* **SET PROBLEM**
Select from the data all lines with the word "color".

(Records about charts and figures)
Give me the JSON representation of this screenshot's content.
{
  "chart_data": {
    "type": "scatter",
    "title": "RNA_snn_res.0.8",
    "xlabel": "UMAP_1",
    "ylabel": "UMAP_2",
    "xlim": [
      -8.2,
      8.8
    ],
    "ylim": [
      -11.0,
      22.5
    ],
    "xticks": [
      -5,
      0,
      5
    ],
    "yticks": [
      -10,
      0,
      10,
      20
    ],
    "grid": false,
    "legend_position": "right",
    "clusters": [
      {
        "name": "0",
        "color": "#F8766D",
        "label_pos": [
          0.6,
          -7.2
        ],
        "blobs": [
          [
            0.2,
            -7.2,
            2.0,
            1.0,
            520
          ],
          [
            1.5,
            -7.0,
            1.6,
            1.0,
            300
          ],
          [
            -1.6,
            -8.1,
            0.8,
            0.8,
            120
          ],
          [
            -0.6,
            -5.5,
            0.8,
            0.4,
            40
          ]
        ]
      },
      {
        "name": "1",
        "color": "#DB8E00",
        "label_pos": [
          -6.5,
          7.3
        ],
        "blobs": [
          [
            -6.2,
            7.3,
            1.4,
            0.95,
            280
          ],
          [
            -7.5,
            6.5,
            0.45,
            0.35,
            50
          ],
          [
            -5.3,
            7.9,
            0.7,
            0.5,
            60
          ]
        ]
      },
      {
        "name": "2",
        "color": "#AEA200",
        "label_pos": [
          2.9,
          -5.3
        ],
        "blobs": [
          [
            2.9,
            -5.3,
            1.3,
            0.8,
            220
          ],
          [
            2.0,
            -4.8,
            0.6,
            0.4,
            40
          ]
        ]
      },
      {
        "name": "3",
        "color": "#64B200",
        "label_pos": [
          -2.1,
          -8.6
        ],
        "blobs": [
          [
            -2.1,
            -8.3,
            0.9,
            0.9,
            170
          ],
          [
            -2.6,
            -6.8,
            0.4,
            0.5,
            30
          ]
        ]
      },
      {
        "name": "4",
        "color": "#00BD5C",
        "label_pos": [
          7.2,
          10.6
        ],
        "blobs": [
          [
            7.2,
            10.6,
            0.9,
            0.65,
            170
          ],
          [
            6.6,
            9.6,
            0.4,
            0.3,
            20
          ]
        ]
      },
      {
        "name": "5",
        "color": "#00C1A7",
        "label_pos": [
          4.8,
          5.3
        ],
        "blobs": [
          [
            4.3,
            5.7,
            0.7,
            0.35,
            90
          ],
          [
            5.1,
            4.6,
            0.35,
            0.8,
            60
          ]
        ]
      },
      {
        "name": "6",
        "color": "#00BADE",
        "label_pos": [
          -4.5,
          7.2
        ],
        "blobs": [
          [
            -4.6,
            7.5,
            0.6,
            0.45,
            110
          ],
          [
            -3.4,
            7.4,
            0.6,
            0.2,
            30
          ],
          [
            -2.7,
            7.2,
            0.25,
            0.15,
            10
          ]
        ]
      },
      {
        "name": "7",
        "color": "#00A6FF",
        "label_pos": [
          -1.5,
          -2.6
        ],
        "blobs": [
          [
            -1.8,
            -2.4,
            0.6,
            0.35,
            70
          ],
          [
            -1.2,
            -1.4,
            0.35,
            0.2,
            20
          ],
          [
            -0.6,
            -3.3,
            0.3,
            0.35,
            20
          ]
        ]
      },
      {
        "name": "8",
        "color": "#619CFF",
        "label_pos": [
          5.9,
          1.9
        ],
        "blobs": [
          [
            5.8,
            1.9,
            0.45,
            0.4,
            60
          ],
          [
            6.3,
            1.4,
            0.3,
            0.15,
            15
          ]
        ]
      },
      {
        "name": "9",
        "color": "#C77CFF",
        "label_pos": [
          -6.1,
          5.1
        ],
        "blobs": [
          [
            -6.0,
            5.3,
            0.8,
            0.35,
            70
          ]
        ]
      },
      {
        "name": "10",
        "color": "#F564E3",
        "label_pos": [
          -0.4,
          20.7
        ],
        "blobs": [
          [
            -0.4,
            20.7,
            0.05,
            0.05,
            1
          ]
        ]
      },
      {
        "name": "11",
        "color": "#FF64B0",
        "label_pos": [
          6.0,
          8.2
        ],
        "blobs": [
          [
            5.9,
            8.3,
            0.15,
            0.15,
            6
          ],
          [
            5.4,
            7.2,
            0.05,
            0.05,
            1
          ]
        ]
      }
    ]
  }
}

* **COMPLETE RESPONSE**
        "color": "#F8766D",
        "color": "#DB8E00",
        "color": "#AEA200",
        "color": "#64B200",
        "color": "#00BD5C",
        "color": "#00C1A7",
        "color": "#00BADE",
        "color": "#00A6FF",
        "color": "#619CFF",
        "color": "#C77CFF",
        "color": "#F564E3",
        "color": "#FF64B0",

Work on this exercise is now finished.